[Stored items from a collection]
Begin
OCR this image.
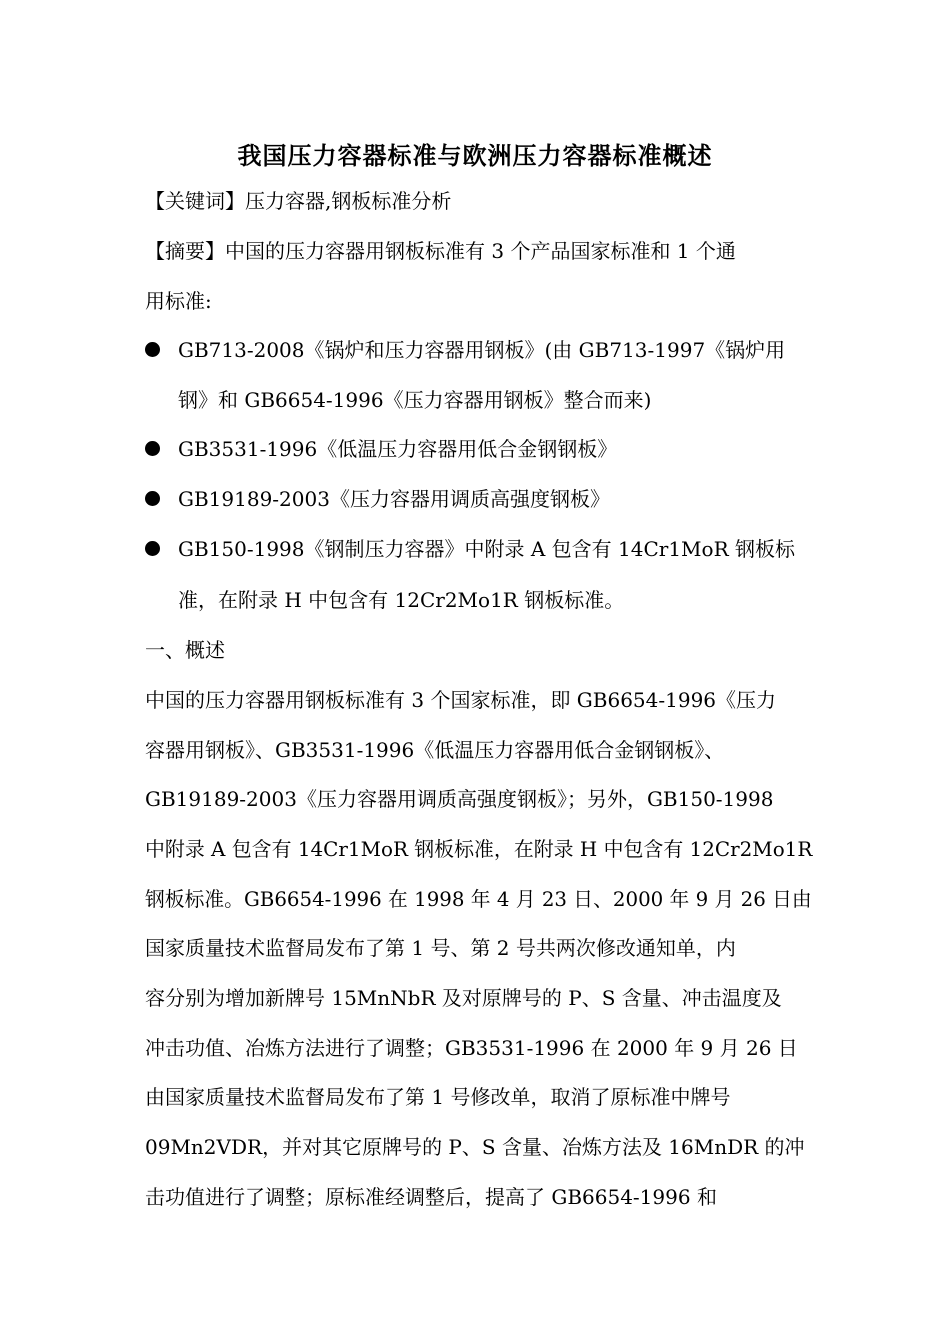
我国压力容器标准与欧洲压力容器标准概述
【关键词】压力容器,钢板标准分析
【摘要】中国的压力容器用钢板标准有 3 个产品国家标准和 1 个通
用标准:
GB713-2008《锅炉和压力容器用钢板》(由 GB713-1997《锅炉用
钢》和 GB6654-1996《压力容器用钢板》整合而来)
GB3531-1996《低温压力容器用低合金钢钢板》
GB19189-2003《压力容器用调质高强度钢板》
GB150-1998《钢制压力容器》中附录 A 包含有 14Cr1MoR 钢板标
准，在附录 H 中包含有 12Cr2Mo1R 钢板标准。
一、概述
中国的压力容器用钢板标准有 3 个国家标准，即 GB6654-1996《压力
容器用钢板》、GB3531-1996《低温压力容器用低合金钢钢板》、
GB19189-2003《压力容器用调质高强度钢板》；另外，GB150-1998
中附录 A 包含有 14Cr1MoR 钢板标准，在附录 H 中包含有 12Cr2Mo1R
钢板标准。GB6654-1996 在 1998 年 4 月 23 日、2000 年 9 月 26 日由
国家质量技术监督局发布了第 1 号、第 2 号共两次修改通知单，内
容分别为增加新牌号 15MnNbR 及对原牌号的 P、S 含量、冲击温度及
冲击功值、冶炼方法进行了调整；GB3531-1996 在 2000 年 9 月 26 日
由国家质量技术监督局发布了第 1 号修改单，取消了原标准中牌号
09Mn2VDR，并对其它原牌号的 P、S 含量、冶炼方法及 16MnDR 的冲
击功值进行了调整；原标准经调整后，提高了 GB6654-1996 和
End
* **Task requirements**
Make an exact reproduction of the listing above, without any pictures.

* **Response to the exercise**
OCR this image.
我国压力容器标准与欧洲压力容器标准概述
【关键词】压力容器,钢板标准分析
【摘要】中国的压力容器用钢板标准有 3 个产品国家标准和 1 个通
用标准:
GB713-2008《锅炉和压力容器用钢板》(由 GB713-1997《锅炉用
钢》和 GB6654-1996《压力容器用钢板》整合而来)
GB3531-1996《低温压力容器用低合金钢钢板》
GB19189-2003《压力容器用调质高强度钢板》
GB150-1998《钢制压力容器》中附录 A 包含有 14Cr1MoR 钢板标
准，在附录 H 中包含有 12Cr2Mo1R 钢板标准。
一、概述
中国的压力容器用钢板标准有 3 个国家标准，即 GB6654-1996《压力
容器用钢板》、GB3531-1996《低温压力容器用低合金钢钢板》、
GB19189-2003《压力容器用调质高强度钢板》；另外，GB150-1998
中附录 A 包含有 14Cr1MoR 钢板标准，在附录 H 中包含有 12Cr2Mo1R
钢板标准。GB6654-1996 在 1998 年 4 月 23 日、2000 年 9 月 26 日由
国家质量技术监督局发布了第 1 号、第 2 号共两次修改通知单，内
容分别为增加新牌号 15MnNbR 及对原牌号的 P、S 含量、冲击温度及
冲击功值、冶炼方法进行了调整；GB3531-1996 在 2000 年 9 月 26 日
由国家质量技术监督局发布了第 1 号修改单，取消了原标准中牌号
09Mn2VDR，并对其它原牌号的 P、S 含量、冶炼方法及 16MnDR 的冲
击功值进行了调整；原标准经调整后，提高了 GB6654-1996 和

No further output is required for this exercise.